The virulence of group A streptococci (GAS) correlates closely with expression of its surface antigen, M protein, and its hyaluronic acid capsule. In studies of human GAS infection, the former has received considerable attention. For several decades, however, systematic identification of encapsulated virulent strains by the mucoid colonies they produce has been neglected in clinical studies. In part, this may be due to the capsule's evanescent expression on artificial media, its repression during convalescent carriage, lack of expertise in recognizing its colonial morphology, and the growing tendency for clinical laboratories to eschew throat cultures in favor of rapid laboratory tests for group A polysaccharide. Older and more recent studies are reviewed here that emphasize the capsule's basic role in infection. We believe that it is time to refocus newer clinical studies and techniques on achieving early recognition of potentially dangerous, heavily encapsulated strains of GAS for which spread may be prevented.
For >1 century since its recognition, the evanescence of the hyaluronate capsule of group A streptococci (GAS) has presented an investigative problem for assessing its role in human infections. Although much attention has focused on the surface antigen, M protein, as an essential virulence factor [1], a wealth of clinical, epidemiological, and experimental evidence indicates that the expression of the capsule shares with M protein the essential requirements for producing significant infection [2, 3].
● ● ● ● ● ● ●
REQUIRED ACTIONS>
[1] From the passage on group A streptococci, print everything from "For >1 century" down to "infection [2, 3].".
[2] According to the passage on group A streptococci, which two features does the virulence of these bacteria correlate closely with?
● ● ● ● ● ● ●
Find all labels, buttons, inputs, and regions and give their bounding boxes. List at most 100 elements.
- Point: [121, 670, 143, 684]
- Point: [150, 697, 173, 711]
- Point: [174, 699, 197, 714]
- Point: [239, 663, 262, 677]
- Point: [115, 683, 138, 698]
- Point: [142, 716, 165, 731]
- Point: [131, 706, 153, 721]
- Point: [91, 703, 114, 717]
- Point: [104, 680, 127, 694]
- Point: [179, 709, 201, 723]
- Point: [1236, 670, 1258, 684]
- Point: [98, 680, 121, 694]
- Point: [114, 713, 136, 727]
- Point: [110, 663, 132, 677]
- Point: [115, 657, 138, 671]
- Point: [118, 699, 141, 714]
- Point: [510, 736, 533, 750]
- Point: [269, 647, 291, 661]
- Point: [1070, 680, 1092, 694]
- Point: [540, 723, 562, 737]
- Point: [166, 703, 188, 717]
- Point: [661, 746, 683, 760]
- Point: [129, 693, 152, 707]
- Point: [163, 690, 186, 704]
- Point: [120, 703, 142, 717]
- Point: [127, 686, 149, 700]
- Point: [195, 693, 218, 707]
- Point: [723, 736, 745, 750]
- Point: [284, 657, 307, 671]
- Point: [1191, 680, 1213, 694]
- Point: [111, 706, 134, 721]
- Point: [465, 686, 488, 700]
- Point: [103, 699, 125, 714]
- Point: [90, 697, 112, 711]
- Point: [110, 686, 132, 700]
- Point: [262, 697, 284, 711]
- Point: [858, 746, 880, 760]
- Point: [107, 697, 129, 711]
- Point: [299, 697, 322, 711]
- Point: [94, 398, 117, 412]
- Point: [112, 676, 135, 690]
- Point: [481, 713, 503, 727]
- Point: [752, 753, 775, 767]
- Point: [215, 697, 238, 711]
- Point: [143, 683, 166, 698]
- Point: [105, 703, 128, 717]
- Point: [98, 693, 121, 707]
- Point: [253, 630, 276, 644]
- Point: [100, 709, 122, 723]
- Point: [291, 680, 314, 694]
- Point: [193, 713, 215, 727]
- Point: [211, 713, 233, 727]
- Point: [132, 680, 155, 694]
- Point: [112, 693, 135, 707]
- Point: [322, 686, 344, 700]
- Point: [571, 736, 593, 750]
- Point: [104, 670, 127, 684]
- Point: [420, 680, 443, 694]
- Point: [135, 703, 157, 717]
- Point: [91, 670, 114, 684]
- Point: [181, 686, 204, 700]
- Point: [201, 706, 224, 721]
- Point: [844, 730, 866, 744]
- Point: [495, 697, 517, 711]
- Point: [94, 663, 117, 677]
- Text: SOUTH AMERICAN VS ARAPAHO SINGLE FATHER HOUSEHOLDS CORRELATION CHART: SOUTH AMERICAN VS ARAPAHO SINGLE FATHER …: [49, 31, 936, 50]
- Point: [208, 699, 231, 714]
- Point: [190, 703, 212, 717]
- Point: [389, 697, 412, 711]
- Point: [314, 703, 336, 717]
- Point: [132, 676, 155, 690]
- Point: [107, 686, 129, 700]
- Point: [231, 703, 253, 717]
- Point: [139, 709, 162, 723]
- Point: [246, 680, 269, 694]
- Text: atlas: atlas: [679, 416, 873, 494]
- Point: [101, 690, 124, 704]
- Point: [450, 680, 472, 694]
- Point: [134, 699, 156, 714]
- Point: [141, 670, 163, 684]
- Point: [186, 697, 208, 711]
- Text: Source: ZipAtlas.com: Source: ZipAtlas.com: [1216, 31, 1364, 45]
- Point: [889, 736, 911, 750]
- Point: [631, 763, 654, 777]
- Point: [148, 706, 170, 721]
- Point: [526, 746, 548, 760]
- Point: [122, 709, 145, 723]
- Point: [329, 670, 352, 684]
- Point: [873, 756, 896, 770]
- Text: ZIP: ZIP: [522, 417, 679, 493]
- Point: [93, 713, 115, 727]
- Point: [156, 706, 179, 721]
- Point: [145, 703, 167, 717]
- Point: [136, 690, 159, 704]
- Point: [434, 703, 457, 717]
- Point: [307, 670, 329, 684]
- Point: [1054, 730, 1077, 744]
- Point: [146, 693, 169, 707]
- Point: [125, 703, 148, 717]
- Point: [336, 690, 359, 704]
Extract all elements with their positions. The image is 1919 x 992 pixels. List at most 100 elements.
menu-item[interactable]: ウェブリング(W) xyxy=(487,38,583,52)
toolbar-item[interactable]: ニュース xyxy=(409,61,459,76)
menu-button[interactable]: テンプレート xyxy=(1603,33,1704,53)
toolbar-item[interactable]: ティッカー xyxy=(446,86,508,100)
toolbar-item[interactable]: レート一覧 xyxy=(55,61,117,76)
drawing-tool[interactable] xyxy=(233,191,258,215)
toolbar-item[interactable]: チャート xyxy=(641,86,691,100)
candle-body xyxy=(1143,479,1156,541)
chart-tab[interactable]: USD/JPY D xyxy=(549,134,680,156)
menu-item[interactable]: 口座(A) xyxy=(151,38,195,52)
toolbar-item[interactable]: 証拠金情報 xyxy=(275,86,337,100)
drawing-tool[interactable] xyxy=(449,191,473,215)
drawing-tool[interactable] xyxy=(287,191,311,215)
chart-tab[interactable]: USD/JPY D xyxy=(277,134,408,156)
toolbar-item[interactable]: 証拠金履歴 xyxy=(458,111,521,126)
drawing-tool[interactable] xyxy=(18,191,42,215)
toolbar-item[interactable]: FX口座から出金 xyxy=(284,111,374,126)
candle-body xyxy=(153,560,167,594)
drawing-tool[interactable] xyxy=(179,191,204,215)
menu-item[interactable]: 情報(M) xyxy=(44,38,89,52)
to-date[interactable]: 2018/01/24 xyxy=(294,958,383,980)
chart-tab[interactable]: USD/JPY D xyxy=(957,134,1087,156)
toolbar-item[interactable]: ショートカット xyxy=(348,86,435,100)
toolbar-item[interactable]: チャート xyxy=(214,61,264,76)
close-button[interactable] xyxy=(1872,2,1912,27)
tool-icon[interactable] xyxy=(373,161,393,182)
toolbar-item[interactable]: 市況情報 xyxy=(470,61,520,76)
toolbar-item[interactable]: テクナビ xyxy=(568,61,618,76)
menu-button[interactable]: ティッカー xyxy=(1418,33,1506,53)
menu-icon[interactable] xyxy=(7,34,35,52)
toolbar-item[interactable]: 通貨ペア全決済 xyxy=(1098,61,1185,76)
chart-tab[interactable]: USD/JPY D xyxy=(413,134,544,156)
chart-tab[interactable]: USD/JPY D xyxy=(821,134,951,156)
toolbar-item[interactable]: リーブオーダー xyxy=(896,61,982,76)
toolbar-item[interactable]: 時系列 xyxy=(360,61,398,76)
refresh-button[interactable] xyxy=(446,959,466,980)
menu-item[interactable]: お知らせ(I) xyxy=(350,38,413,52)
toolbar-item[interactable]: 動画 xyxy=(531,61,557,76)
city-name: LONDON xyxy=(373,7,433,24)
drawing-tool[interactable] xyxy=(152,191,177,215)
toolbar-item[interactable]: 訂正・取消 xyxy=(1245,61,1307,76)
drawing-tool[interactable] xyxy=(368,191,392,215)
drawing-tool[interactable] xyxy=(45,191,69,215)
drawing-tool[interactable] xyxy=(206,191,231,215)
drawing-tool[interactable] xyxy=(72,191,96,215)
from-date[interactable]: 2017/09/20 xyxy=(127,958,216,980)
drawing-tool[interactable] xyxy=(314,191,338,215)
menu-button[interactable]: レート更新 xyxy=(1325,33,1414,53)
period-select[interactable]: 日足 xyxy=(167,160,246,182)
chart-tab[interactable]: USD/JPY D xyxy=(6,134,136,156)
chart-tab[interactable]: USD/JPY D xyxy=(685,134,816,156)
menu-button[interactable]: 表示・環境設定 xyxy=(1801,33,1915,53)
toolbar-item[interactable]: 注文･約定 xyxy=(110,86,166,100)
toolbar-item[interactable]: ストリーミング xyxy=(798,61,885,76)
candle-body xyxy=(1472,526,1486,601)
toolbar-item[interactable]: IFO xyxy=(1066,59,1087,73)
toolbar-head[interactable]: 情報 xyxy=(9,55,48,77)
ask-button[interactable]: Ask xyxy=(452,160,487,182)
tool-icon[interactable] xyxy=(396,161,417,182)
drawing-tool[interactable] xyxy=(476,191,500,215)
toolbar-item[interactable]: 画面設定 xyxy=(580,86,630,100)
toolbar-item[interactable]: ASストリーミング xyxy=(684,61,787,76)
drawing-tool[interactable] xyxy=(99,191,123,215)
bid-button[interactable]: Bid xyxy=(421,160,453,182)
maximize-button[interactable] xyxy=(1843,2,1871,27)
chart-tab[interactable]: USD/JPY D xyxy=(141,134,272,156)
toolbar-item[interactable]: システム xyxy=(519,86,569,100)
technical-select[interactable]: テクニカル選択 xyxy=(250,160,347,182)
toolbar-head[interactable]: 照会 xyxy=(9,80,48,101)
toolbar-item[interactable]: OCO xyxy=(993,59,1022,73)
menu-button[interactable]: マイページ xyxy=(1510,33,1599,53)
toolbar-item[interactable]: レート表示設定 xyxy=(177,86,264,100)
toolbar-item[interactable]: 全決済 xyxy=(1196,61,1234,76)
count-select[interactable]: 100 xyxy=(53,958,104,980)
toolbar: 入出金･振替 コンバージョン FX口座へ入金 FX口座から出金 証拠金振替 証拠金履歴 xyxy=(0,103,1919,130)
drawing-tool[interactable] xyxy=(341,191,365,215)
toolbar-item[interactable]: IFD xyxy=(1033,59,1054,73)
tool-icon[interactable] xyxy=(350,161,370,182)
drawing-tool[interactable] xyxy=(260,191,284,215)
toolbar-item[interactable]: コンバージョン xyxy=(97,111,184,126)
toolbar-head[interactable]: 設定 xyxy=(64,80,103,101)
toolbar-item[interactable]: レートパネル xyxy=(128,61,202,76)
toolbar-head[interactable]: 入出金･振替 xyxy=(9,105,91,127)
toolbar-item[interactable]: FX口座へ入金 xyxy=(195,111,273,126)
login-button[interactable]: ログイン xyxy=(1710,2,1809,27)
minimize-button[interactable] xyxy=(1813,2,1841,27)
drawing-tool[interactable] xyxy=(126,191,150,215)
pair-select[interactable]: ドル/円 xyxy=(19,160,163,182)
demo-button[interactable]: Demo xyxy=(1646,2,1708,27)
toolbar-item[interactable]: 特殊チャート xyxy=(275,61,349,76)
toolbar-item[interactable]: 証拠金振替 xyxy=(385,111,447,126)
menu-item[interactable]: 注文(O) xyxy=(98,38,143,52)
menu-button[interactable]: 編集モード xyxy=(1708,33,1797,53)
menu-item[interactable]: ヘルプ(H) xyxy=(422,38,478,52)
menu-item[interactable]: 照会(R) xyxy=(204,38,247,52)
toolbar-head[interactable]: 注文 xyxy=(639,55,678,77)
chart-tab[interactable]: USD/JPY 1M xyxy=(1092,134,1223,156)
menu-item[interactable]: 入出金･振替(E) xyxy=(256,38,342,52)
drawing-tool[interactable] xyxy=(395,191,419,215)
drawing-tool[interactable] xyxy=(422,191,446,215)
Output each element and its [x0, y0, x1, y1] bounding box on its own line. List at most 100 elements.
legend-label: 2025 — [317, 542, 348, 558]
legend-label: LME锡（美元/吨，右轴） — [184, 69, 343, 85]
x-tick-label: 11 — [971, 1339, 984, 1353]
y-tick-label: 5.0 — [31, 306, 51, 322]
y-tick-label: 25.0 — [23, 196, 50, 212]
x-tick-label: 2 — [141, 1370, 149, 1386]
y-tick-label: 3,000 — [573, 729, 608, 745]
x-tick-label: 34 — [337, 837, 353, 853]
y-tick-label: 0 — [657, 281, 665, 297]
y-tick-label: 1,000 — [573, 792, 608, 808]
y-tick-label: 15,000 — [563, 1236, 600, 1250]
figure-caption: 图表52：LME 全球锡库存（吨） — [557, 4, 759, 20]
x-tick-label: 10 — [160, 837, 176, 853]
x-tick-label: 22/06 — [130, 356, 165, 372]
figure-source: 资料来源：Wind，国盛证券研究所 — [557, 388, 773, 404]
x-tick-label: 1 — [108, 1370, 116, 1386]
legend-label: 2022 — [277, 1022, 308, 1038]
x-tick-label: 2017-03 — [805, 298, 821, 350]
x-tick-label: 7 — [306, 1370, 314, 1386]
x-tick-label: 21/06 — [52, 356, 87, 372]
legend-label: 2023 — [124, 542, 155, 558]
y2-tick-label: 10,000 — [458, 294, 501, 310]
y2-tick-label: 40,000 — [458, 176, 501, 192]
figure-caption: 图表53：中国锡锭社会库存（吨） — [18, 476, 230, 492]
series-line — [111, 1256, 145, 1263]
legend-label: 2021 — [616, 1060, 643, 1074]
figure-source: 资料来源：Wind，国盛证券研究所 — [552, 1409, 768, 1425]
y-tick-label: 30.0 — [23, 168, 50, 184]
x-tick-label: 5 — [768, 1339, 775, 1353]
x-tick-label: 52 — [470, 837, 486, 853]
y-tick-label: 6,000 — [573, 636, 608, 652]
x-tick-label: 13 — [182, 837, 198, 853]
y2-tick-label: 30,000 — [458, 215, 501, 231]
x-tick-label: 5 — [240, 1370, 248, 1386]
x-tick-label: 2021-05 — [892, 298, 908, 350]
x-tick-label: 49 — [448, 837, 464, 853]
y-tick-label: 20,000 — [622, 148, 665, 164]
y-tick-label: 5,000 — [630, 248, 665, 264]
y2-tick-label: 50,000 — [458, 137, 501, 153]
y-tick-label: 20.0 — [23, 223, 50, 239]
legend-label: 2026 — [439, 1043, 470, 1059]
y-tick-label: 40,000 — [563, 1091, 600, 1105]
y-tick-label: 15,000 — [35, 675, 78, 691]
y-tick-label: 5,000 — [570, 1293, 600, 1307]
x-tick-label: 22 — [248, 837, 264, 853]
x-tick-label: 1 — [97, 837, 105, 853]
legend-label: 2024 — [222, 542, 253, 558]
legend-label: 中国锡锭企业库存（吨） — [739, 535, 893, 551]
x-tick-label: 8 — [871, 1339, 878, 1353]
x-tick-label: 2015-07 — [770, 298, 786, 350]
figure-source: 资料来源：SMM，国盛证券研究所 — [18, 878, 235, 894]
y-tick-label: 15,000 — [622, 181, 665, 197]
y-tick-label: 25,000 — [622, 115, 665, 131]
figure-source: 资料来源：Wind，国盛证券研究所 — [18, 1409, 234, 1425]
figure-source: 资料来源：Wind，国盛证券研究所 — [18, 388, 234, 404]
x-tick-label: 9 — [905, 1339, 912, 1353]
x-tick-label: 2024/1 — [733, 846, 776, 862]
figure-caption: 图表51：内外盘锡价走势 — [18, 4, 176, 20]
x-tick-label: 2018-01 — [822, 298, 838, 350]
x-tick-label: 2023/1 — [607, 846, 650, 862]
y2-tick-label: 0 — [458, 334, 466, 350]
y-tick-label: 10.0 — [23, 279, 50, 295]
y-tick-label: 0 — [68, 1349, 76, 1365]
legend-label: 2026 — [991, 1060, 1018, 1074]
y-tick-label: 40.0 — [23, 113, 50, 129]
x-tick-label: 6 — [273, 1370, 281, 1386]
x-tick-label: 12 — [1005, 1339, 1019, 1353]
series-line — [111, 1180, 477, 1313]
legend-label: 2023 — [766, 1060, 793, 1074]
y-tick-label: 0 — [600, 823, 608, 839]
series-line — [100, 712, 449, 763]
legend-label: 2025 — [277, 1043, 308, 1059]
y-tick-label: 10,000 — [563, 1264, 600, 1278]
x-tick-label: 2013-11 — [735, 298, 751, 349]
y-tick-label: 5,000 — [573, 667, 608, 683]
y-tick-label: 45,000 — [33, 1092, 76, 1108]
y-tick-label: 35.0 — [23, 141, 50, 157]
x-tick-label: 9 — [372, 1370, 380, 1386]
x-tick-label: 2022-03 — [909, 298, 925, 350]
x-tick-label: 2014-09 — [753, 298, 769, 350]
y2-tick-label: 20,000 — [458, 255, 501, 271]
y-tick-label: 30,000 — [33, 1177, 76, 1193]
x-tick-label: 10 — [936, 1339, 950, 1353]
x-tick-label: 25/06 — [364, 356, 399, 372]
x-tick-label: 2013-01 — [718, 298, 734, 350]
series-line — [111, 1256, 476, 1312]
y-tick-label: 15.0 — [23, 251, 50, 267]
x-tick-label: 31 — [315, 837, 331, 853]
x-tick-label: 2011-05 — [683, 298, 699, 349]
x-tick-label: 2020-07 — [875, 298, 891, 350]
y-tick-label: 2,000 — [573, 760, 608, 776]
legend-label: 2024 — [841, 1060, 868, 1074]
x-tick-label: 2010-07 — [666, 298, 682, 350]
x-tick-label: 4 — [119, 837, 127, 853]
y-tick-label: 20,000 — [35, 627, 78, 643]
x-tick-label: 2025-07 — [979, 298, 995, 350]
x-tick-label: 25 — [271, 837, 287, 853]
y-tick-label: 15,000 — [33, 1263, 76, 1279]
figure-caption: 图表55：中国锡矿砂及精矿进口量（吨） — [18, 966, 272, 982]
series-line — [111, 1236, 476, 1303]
● ● ● ● ● ● ●
ANSWERS PER TASK>
[1]
For >1 century since its recognition, the evanescence of the hyaluronate capsule of group A streptococci (GAS) has presented an investigative problem for assessing its role in human infections. Although much attention has focused on the surface antigen, M protein, as an essential virulence factor [1], a wealth of clinical, epidemiological, and experimental evidence indicates that the expression of the capsule shares with M protein the essential requirements for producing significant infection [2, 3].

[2] Its surface antigen, M protein, and its hyaluronic acid capsule.